*INSTRUCTIONS TO FOLLOW*:
Of all the lines in the material, how many contain the word "name"? State the number alone.

*SUPPLIED MATERIAL*:
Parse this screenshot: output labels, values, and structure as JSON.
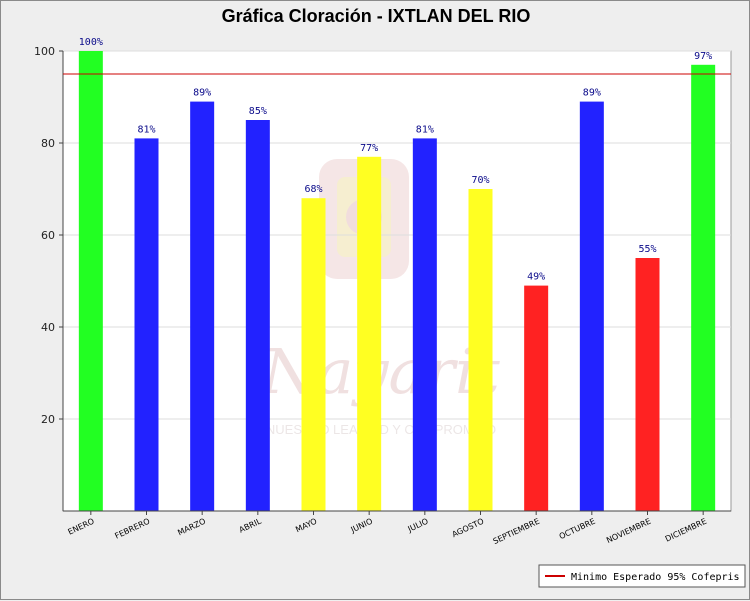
{
  "chart_data": {
    "type": "bar",
    "title": "Gráfica Cloración - IXTLAN DEL RIO",
    "xlabel": "",
    "ylabel": "",
    "ylim": [
      0,
      100
    ],
    "yticks": [
      20,
      40,
      60,
      80,
      100
    ],
    "grid": true,
    "categories": [
      "ENERO",
      "FEBRERO",
      "MARZO",
      "ABRIL",
      "MAYO",
      "JUNIO",
      "JULIO",
      "AGOSTO",
      "SEPTIEMBRE",
      "OCTUBRE",
      "NOVIEMBRE",
      "DICIEMBRE"
    ],
    "values": [
      100,
      81,
      89,
      85,
      68,
      77,
      81,
      70,
      49,
      89,
      55,
      97
    ],
    "data_labels": [
      "100%",
      "81%",
      "89%",
      "85%",
      "68%",
      "77%",
      "81%",
      "70%",
      "49%",
      "89%",
      "55%",
      "97%"
    ],
    "bar_colors": [
      "#22ff22",
      "#2222ff",
      "#2222ff",
      "#2222ff",
      "#ffff22",
      "#ffff22",
      "#2222ff",
      "#ffff22",
      "#ff2222",
      "#2222ff",
      "#ff2222",
      "#22ff22"
    ],
    "reference_line": {
      "value": 95,
      "label": "Minimo Esperado 95% Cofepris",
      "color": "#cc0000"
    },
    "legend_position": "bottom-right",
    "watermark": {
      "text": "Nayarit",
      "subtext": "NUESTRO LEALTAD Y COMPROMISO"
    }
  }
}
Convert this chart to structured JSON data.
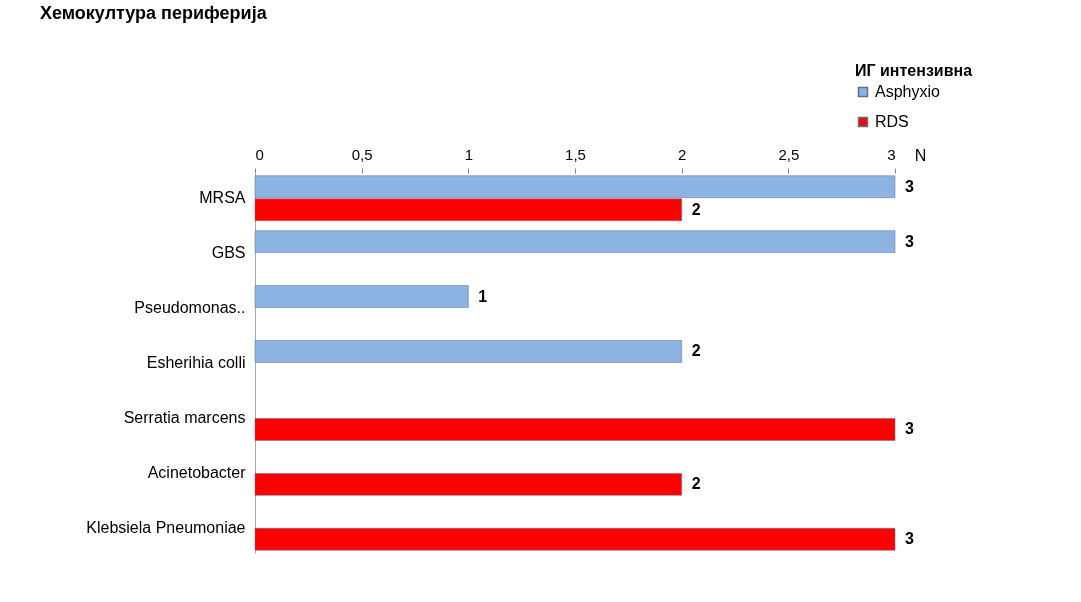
{
  "chart_data": {
    "type": "bar",
    "orientation": "horizontal",
    "title": "Хемокултура периферија",
    "xlabel": "N",
    "legend_title": "ИГ интензивна",
    "legend": "top right",
    "grid": false,
    "data_labels": true,
    "categories": [
      "MRSA",
      "GBS",
      "Pseudomonas..",
      "Esherihia colli",
      "Serratia marcens",
      "Acinetobacter",
      "Klebsiela Pneumoniae"
    ],
    "xlim": [
      0,
      3
    ],
    "xticks": [
      0,
      {
        "value": 0.5,
        "label": "0,5"
      },
      1,
      {
        "value": 1.5,
        "label": "1,5"
      },
      2,
      {
        "value": 2.5,
        "label": "2,5"
      },
      3
    ],
    "series": [
      {
        "name": "Asphyxio",
        "color": "#8db3e2",
        "values": [
          3,
          3,
          1,
          2,
          null,
          null,
          null
        ]
      },
      {
        "name": "RDS",
        "color": "#ff0000",
        "values": [
          2,
          null,
          null,
          null,
          3,
          2,
          3
        ]
      }
    ]
  }
}
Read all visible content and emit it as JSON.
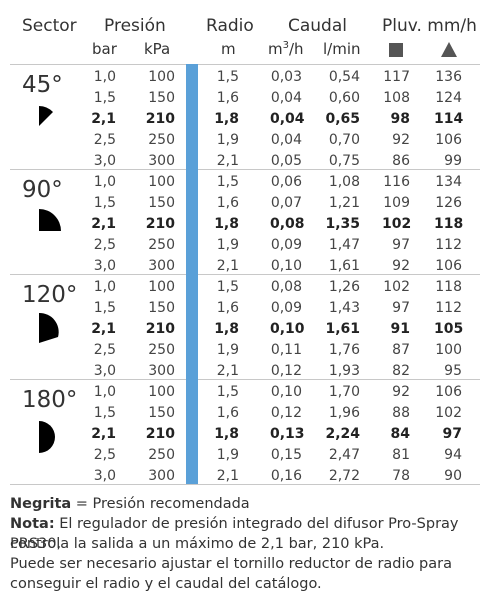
{
  "header": {
    "sector": "Sector",
    "presion": "Presión",
    "radio": "Radio",
    "caudal": "Caudal",
    "pluv": "Pluv. mm/h",
    "bar": "bar",
    "kpa": "kPa",
    "m": "m",
    "m3h_base": "m",
    "m3h_exp": "3",
    "m3h_tail": "/h",
    "lmin": "l/min",
    "square_icon": "square-icon",
    "triangle_icon": "triangle-icon"
  },
  "sectors": [
    {
      "label": "45°",
      "icon": "sector-45-icon",
      "rows": [
        {
          "bar": "1,0",
          "kpa": "100",
          "radio": "1,5",
          "m3h": "0,03",
          "lmin": "0,54",
          "sq": "117",
          "tri": "136",
          "bold": false
        },
        {
          "bar": "1,5",
          "kpa": "150",
          "radio": "1,6",
          "m3h": "0,04",
          "lmin": "0,60",
          "sq": "108",
          "tri": "124",
          "bold": false
        },
        {
          "bar": "2,1",
          "kpa": "210",
          "radio": "1,8",
          "m3h": "0,04",
          "lmin": "0,65",
          "sq": "98",
          "tri": "114",
          "bold": true
        },
        {
          "bar": "2,5",
          "kpa": "250",
          "radio": "1,9",
          "m3h": "0,04",
          "lmin": "0,70",
          "sq": "92",
          "tri": "106",
          "bold": false
        },
        {
          "bar": "3,0",
          "kpa": "300",
          "radio": "2,1",
          "m3h": "0,05",
          "lmin": "0,75",
          "sq": "86",
          "tri": "99",
          "bold": false
        }
      ]
    },
    {
      "label": "90°",
      "icon": "sector-90-icon",
      "rows": [
        {
          "bar": "1,0",
          "kpa": "100",
          "radio": "1,5",
          "m3h": "0,06",
          "lmin": "1,08",
          "sq": "116",
          "tri": "134",
          "bold": false
        },
        {
          "bar": "1,5",
          "kpa": "150",
          "radio": "1,6",
          "m3h": "0,07",
          "lmin": "1,21",
          "sq": "109",
          "tri": "126",
          "bold": false
        },
        {
          "bar": "2,1",
          "kpa": "210",
          "radio": "1,8",
          "m3h": "0,08",
          "lmin": "1,35",
          "sq": "102",
          "tri": "118",
          "bold": true
        },
        {
          "bar": "2,5",
          "kpa": "250",
          "radio": "1,9",
          "m3h": "0,09",
          "lmin": "1,47",
          "sq": "97",
          "tri": "112",
          "bold": false
        },
        {
          "bar": "3,0",
          "kpa": "300",
          "radio": "2,1",
          "m3h": "0,10",
          "lmin": "1,61",
          "sq": "92",
          "tri": "106",
          "bold": false
        }
      ]
    },
    {
      "label": "120°",
      "icon": "sector-120-icon",
      "rows": [
        {
          "bar": "1,0",
          "kpa": "100",
          "radio": "1,5",
          "m3h": "0,08",
          "lmin": "1,26",
          "sq": "102",
          "tri": "118",
          "bold": false
        },
        {
          "bar": "1,5",
          "kpa": "150",
          "radio": "1,6",
          "m3h": "0,09",
          "lmin": "1,43",
          "sq": "97",
          "tri": "112",
          "bold": false
        },
        {
          "bar": "2,1",
          "kpa": "210",
          "radio": "1,8",
          "m3h": "0,10",
          "lmin": "1,61",
          "sq": "91",
          "tri": "105",
          "bold": true
        },
        {
          "bar": "2,5",
          "kpa": "250",
          "radio": "1,9",
          "m3h": "0,11",
          "lmin": "1,76",
          "sq": "87",
          "tri": "100",
          "bold": false
        },
        {
          "bar": "3,0",
          "kpa": "300",
          "radio": "2,1",
          "m3h": "0,12",
          "lmin": "1,93",
          "sq": "82",
          "tri": "95",
          "bold": false
        }
      ]
    },
    {
      "label": "180°",
      "icon": "sector-180-icon",
      "rows": [
        {
          "bar": "1,0",
          "kpa": "100",
          "radio": "1,5",
          "m3h": "0,10",
          "lmin": "1,70",
          "sq": "92",
          "tri": "106",
          "bold": false
        },
        {
          "bar": "1,5",
          "kpa": "150",
          "radio": "1,6",
          "m3h": "0,12",
          "lmin": "1,96",
          "sq": "88",
          "tri": "102",
          "bold": false
        },
        {
          "bar": "2,1",
          "kpa": "210",
          "radio": "1,8",
          "m3h": "0,13",
          "lmin": "2,24",
          "sq": "84",
          "tri": "97",
          "bold": true
        },
        {
          "bar": "2,5",
          "kpa": "250",
          "radio": "1,9",
          "m3h": "0,15",
          "lmin": "2,47",
          "sq": "81",
          "tri": "94",
          "bold": false
        },
        {
          "bar": "3,0",
          "kpa": "300",
          "radio": "2,1",
          "m3h": "0,16",
          "lmin": "2,72",
          "sq": "78",
          "tri": "90",
          "bold": false
        }
      ]
    }
  ],
  "notes": {
    "negrita_label": "Negrita",
    "negrita_text": " = Presión recomendada",
    "nota_label": "Nota:",
    "nota_text_1": " El regulador de presión integrado del difusor Pro-Spray PRS30,",
    "nota_text_2": "controla la salida a un máximo de 2,1 bar, 210 kPa.",
    "extra_1": "Puede ser necesario ajustar el tornillo reductor de radio para",
    "extra_2": "conseguir el radio y el caudal del catálogo."
  },
  "colors": {
    "accent_bar": "#5aa0d8",
    "separator": "#c8c8c8",
    "icon_fill": "#000000"
  }
}
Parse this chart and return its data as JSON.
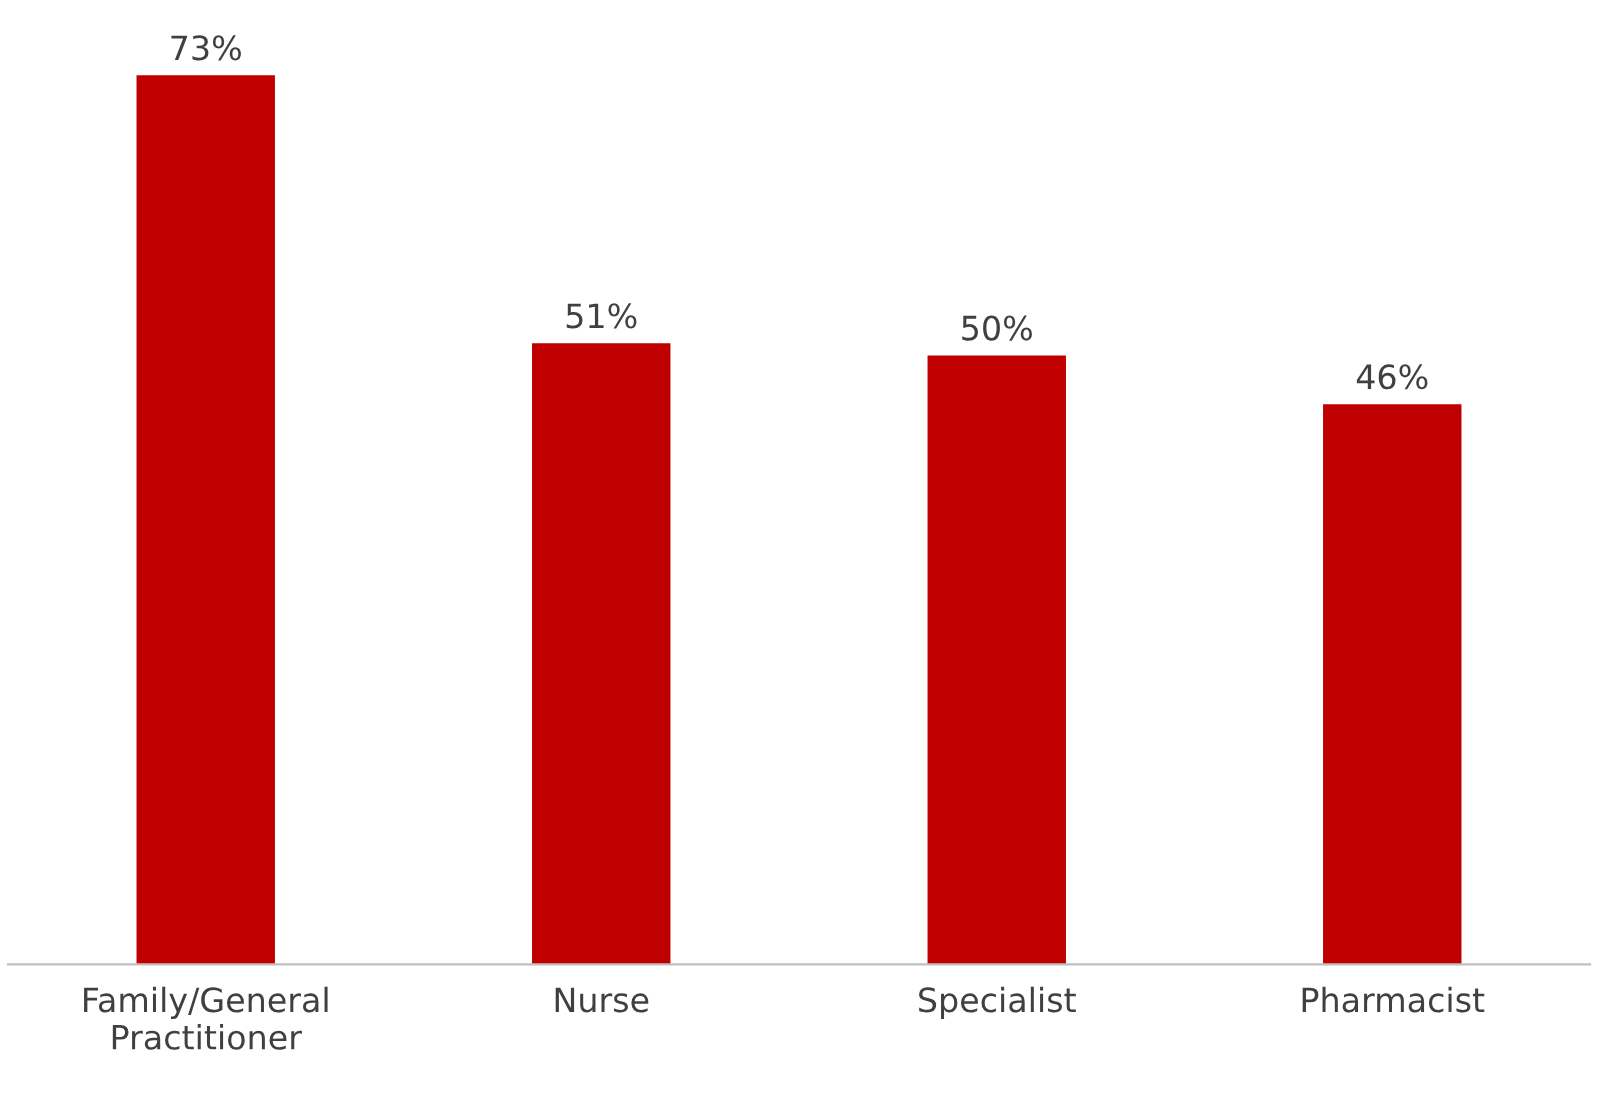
{
  "chart_data": {
    "type": "bar",
    "categories": [
      "Family/General\nPractitioner",
      "Nurse",
      "Specialist",
      "Pharmacist"
    ],
    "values": [
      73,
      51,
      50,
      46
    ],
    "value_labels": [
      "73%",
      "51%",
      "50%",
      "46%"
    ],
    "color": "#c00000",
    "grid": false,
    "legend": false
  }
}
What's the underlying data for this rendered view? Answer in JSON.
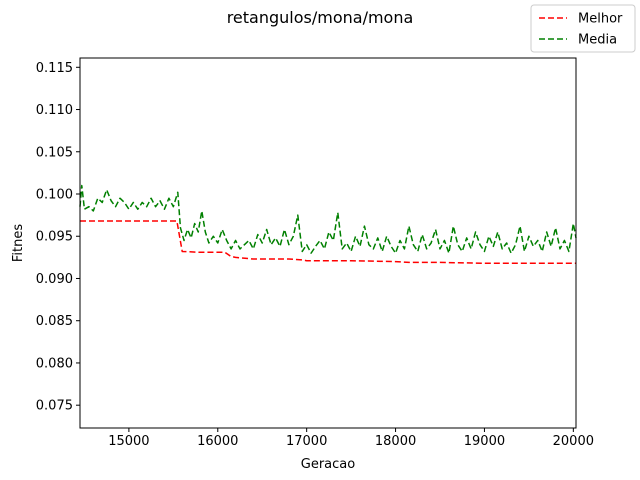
{
  "chart_data": {
    "type": "line",
    "title": "retangulos/mona/mona",
    "xlabel": "Geracao",
    "ylabel": "Fitnes",
    "xlim": [
      14450,
      20030
    ],
    "ylim": [
      0.0723,
      0.1161
    ],
    "xticks": [
      15000,
      16000,
      17000,
      18000,
      19000,
      20000
    ],
    "xtick_labels": [
      "15000",
      "16000",
      "17000",
      "18000",
      "19000",
      "20000"
    ],
    "yticks": [
      0.075,
      0.08,
      0.085,
      0.09,
      0.095,
      0.1,
      0.105,
      0.11,
      0.115
    ],
    "ytick_labels": [
      "0.075",
      "0.080",
      "0.085",
      "0.090",
      "0.095",
      "0.100",
      "0.105",
      "0.110",
      "0.115"
    ],
    "grid": false,
    "legend_position": "top-right",
    "series": [
      {
        "name": "Melhor",
        "color": "#ff0000",
        "dash": "dashed",
        "x": [
          14450,
          15540,
          15600,
          15800,
          16080,
          16150,
          16200,
          16400,
          16800,
          16950,
          17000,
          17500,
          18000,
          18150,
          18500,
          19000,
          19500,
          20030
        ],
        "y": [
          0.0968,
          0.0968,
          0.0932,
          0.0931,
          0.0931,
          0.0926,
          0.0925,
          0.0923,
          0.0923,
          0.0922,
          0.0921,
          0.0921,
          0.092,
          0.0919,
          0.0919,
          0.0918,
          0.0918,
          0.0918
        ]
      },
      {
        "name": "Media",
        "color": "#008000",
        "dash": "dashed",
        "x": [
          14450,
          14470,
          14500,
          14550,
          14600,
          14650,
          14700,
          14750,
          14800,
          14850,
          14900,
          14950,
          15000,
          15050,
          15100,
          15150,
          15200,
          15250,
          15300,
          15350,
          15400,
          15450,
          15500,
          15550,
          15580,
          15620,
          15660,
          15700,
          15740,
          15780,
          15820,
          15860,
          15900,
          15950,
          16000,
          16050,
          16100,
          16150,
          16200,
          16250,
          16300,
          16350,
          16400,
          16450,
          16500,
          16550,
          16600,
          16650,
          16700,
          16750,
          16800,
          16850,
          16900,
          16950,
          17000,
          17050,
          17100,
          17150,
          17200,
          17250,
          17300,
          17350,
          17400,
          17450,
          17500,
          17550,
          17600,
          17650,
          17700,
          17750,
          17800,
          17850,
          17900,
          17950,
          18000,
          18050,
          18100,
          18150,
          18200,
          18250,
          18300,
          18350,
          18400,
          18450,
          18500,
          18550,
          18600,
          18650,
          18700,
          18750,
          18800,
          18850,
          18900,
          18950,
          19000,
          19050,
          19100,
          19150,
          19200,
          19250,
          19300,
          19350,
          19400,
          19450,
          19500,
          19550,
          19600,
          19650,
          19700,
          19750,
          19800,
          19850,
          19900,
          19950,
          20000,
          20030
        ],
        "y": [
          0.0985,
          0.101,
          0.0982,
          0.0985,
          0.098,
          0.0995,
          0.099,
          0.1005,
          0.0992,
          0.0985,
          0.0995,
          0.099,
          0.0982,
          0.099,
          0.0982,
          0.099,
          0.0985,
          0.0995,
          0.0985,
          0.0992,
          0.0982,
          0.0995,
          0.0985,
          0.1002,
          0.096,
          0.0945,
          0.0958,
          0.0948,
          0.0965,
          0.0955,
          0.098,
          0.0955,
          0.0942,
          0.095,
          0.0942,
          0.0958,
          0.0945,
          0.0935,
          0.0945,
          0.0935,
          0.094,
          0.0945,
          0.0935,
          0.0952,
          0.0942,
          0.0958,
          0.094,
          0.0948,
          0.0938,
          0.0958,
          0.094,
          0.095,
          0.0975,
          0.0932,
          0.094,
          0.093,
          0.0938,
          0.0945,
          0.0935,
          0.0955,
          0.0945,
          0.0978,
          0.0935,
          0.0942,
          0.0932,
          0.095,
          0.0938,
          0.0962,
          0.094,
          0.0935,
          0.0948,
          0.0932,
          0.095,
          0.0938,
          0.093,
          0.0945,
          0.0935,
          0.0962,
          0.094,
          0.0932,
          0.0952,
          0.0935,
          0.0942,
          0.0958,
          0.0935,
          0.0945,
          0.093,
          0.0962,
          0.094,
          0.0932,
          0.0948,
          0.0935,
          0.0955,
          0.094,
          0.0932,
          0.095,
          0.0938,
          0.0955,
          0.0935,
          0.0942,
          0.093,
          0.094,
          0.0962,
          0.0932,
          0.095,
          0.0938,
          0.0945,
          0.0932,
          0.0955,
          0.0938,
          0.096,
          0.0935,
          0.0945,
          0.0932,
          0.0965,
          0.0948
        ]
      }
    ]
  }
}
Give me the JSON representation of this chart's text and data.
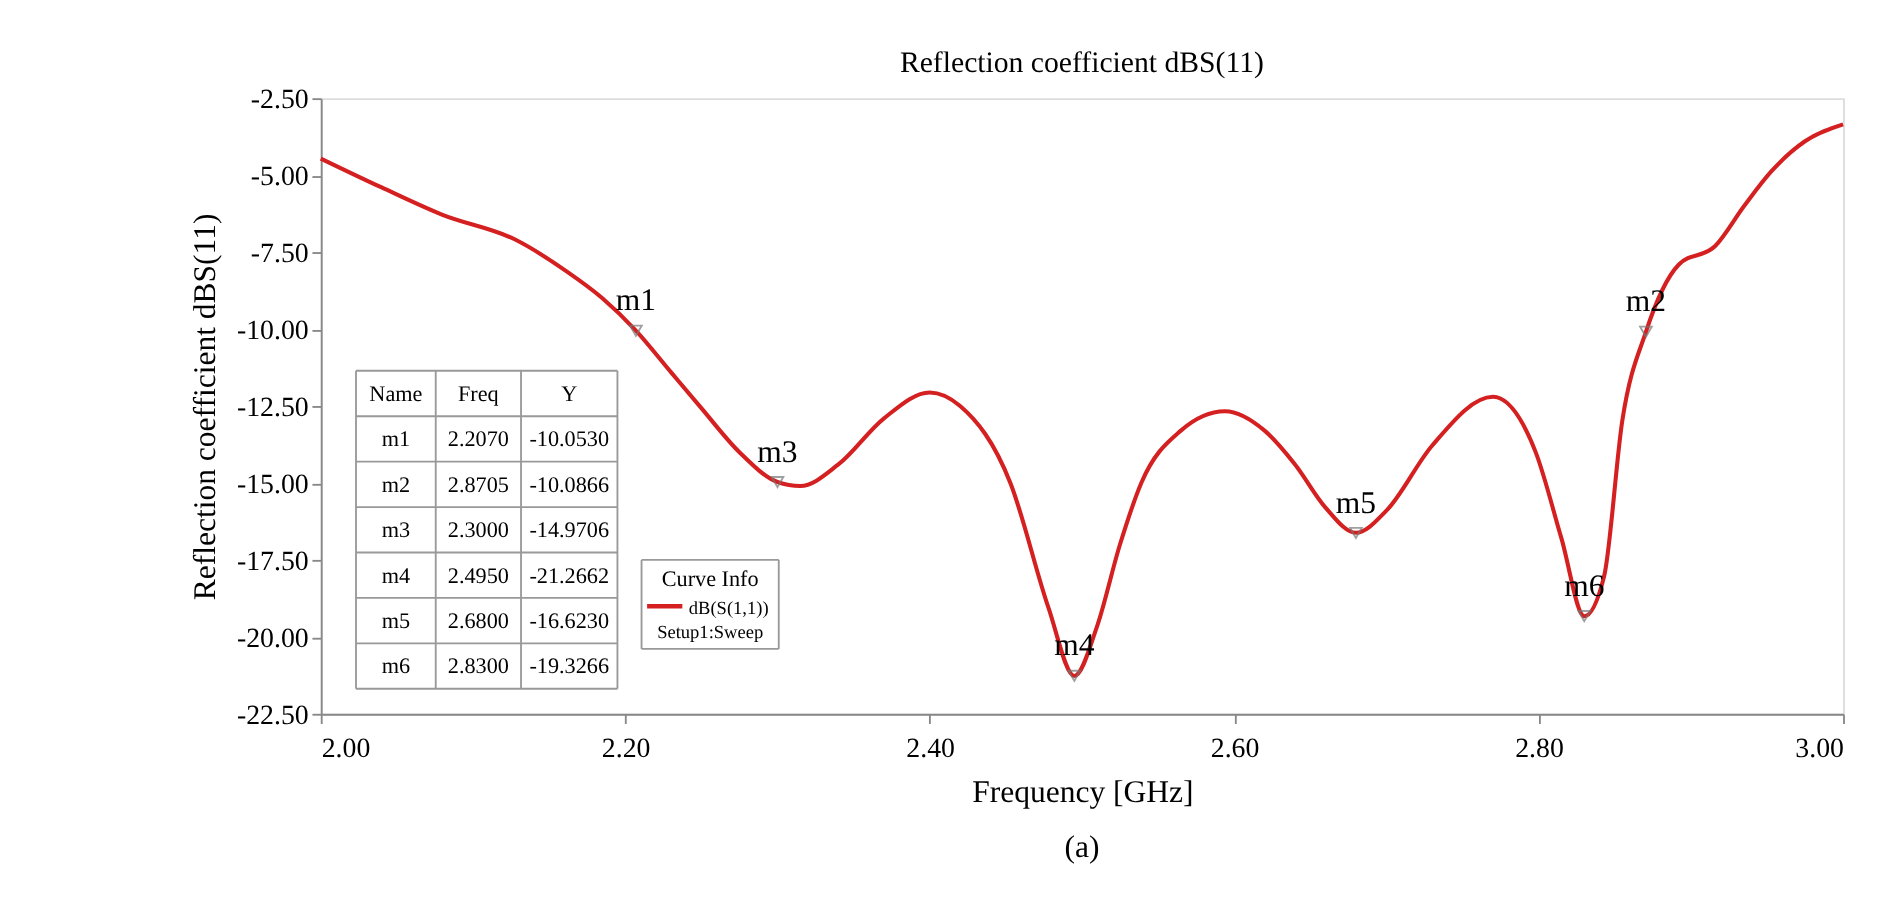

*EXERCISE ANSWER*:
4